Excerpted passage:

<<<<

2K views 8 replies 6 participants last post by  semi_gray 
#1 ·
I was inspired by xrmikey's new chain and sprocket setup, and noticed that I have a few links on my own 919 that are beginning to bind a bit, a bit of rust despite my lubing, etc. etc.
So I got a DID 530VMG (gotta dig the gold chain) and Sunstar sprocket kit (stock gearing, which I like just fine).

In between washing the dust off the 919 from the recent eastern Sierra trip and heading to a trackday at Infineon on Monday, I'd like to replace the chain and sprockets.

Never done it before, though. How tough is removing the front sprocket? What chain tool do y'all recommend? What tools will I need to remove the old chain? (a grinder to grind off the old rivet, I imagine, and a hammer and small drift to push out the ground-off rivet). Also, how do I ensure I've got a good peen on the replacement rivet? I rather fear smashing the new rivet in the masterlink, since I'm unfamiliar with the level of pressure needed.
 
#3 ·
To remove the front sprocket, just remove the plastic cover, has like 3 bolts, then remove the one bolt in the center of the front sprocket and there you have it.

>>>>

Excerpted records:
<<<<

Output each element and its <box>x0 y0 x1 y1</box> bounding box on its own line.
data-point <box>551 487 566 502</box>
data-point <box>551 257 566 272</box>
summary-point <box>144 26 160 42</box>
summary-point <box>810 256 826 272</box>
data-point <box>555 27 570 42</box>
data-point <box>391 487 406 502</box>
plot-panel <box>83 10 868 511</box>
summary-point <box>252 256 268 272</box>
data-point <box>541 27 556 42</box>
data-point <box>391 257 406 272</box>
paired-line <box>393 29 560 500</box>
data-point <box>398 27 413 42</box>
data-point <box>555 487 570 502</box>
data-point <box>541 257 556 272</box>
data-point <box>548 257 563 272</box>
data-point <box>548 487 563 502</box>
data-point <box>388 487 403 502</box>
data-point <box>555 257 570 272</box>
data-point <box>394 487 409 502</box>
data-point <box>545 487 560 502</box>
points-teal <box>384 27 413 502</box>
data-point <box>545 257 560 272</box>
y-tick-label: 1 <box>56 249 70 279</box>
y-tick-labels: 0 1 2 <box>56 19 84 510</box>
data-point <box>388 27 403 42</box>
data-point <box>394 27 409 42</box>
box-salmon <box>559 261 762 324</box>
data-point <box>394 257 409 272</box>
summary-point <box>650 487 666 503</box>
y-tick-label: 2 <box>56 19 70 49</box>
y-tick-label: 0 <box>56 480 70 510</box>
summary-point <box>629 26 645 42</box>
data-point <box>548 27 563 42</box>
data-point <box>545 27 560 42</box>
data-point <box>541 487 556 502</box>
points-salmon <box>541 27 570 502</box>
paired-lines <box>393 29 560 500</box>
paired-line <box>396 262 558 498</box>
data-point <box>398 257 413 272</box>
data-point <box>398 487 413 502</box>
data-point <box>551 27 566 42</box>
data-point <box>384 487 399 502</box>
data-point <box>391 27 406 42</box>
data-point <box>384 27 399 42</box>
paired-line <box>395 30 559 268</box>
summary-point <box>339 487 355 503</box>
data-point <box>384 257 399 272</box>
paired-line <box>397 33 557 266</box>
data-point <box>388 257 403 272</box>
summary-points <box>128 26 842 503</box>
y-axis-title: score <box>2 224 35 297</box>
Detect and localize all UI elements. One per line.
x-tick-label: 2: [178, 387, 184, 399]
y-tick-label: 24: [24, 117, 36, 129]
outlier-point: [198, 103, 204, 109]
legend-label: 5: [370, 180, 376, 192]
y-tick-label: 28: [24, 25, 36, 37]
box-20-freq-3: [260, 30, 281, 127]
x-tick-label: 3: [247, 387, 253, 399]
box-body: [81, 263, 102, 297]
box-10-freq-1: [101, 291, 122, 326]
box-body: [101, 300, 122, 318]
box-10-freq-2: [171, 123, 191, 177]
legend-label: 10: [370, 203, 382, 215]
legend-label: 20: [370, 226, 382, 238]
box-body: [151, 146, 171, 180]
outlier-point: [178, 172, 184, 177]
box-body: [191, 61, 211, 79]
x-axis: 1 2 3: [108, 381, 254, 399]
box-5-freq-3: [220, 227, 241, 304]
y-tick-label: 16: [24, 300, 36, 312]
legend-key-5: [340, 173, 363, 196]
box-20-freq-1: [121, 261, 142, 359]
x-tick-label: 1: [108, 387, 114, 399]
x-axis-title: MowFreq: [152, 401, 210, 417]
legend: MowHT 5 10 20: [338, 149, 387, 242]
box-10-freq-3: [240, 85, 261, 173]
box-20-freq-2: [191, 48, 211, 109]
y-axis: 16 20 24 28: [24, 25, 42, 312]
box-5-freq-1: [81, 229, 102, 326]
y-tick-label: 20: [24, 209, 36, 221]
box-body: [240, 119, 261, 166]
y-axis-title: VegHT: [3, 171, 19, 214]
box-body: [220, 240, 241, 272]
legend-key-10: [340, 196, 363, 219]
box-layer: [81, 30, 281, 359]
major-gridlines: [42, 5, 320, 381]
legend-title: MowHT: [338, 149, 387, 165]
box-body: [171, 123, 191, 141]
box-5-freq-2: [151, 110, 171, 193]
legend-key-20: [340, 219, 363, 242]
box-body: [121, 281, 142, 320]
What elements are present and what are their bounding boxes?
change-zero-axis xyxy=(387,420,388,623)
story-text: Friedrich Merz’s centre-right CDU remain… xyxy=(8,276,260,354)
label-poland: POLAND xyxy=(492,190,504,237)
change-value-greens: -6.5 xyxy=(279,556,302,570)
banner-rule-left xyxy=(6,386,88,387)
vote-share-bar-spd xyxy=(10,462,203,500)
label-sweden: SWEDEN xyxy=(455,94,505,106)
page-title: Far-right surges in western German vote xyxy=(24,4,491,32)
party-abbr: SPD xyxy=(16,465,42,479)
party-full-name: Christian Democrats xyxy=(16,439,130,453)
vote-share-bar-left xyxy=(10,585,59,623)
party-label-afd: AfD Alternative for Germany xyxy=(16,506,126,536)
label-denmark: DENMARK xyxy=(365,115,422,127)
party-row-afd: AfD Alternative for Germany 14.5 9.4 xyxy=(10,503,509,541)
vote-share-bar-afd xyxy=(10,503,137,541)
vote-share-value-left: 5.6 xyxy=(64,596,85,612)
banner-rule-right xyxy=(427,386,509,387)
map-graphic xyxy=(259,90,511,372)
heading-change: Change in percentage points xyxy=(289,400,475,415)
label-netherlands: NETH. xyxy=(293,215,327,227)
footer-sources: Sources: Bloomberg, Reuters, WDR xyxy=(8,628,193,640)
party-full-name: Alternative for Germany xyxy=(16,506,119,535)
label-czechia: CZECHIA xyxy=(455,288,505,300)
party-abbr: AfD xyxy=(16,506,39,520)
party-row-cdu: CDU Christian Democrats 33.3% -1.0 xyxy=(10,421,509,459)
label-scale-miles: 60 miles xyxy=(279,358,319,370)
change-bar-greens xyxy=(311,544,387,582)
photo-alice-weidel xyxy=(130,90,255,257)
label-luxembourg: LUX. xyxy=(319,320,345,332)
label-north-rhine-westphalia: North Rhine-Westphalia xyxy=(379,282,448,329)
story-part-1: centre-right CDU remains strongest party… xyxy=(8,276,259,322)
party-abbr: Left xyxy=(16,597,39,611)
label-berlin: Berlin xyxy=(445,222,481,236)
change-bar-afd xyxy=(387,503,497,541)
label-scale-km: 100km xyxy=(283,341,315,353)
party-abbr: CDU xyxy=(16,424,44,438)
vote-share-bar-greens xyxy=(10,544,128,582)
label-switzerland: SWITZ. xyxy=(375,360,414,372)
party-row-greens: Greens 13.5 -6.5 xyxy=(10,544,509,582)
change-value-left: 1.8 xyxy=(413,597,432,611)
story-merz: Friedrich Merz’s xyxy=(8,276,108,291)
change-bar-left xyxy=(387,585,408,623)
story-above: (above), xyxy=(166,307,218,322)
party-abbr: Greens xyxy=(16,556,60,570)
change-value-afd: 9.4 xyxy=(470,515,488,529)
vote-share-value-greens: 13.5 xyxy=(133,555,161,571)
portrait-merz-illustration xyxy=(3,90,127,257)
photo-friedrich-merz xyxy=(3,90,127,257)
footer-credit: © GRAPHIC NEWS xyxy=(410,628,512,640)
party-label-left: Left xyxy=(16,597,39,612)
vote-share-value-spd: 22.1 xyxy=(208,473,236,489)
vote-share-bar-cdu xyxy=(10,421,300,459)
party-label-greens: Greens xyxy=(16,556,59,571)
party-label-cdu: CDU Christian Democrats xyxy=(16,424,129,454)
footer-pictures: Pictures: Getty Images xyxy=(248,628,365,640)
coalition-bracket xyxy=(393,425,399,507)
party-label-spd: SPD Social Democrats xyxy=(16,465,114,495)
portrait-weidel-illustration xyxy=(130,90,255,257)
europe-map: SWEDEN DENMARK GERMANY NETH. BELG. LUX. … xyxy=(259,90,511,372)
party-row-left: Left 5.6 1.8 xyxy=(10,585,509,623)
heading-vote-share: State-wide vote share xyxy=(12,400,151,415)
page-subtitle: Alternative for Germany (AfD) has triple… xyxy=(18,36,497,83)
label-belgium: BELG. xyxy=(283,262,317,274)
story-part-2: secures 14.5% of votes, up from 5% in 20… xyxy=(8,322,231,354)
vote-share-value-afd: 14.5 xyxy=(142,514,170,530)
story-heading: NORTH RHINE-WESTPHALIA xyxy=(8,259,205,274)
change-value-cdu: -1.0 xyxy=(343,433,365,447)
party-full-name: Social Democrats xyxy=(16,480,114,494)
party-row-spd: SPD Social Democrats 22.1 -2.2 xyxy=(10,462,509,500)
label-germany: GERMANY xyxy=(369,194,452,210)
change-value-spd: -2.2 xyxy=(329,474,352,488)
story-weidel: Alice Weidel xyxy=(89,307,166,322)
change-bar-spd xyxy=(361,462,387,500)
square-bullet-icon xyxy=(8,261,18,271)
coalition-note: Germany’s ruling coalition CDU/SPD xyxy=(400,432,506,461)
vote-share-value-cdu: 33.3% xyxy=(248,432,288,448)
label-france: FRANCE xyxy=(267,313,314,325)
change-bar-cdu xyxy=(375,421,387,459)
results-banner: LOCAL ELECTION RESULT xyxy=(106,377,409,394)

>>>>

Tasks:
A. From the motorcycle chain thread, pull out the stretch from "In between washing" through "chain and sprockets." word for word.
B. In the motorcycle chain thread, what reasons does the first poster give for wanting to replace the chain on the 919? Answer in one to three sentences.

Results of the exercise:
A.
In between washing the dust off the 919 from the recent eastern Sierra trip and heading to a trackday at Infineon on Monday, I'd like to replace the chain and sprockets.

B. A few links on the poster's 919 are beginning to bind, and there is some rust despite lubing. The poster was also inspired by xrmikey's new chain and sprocket setup.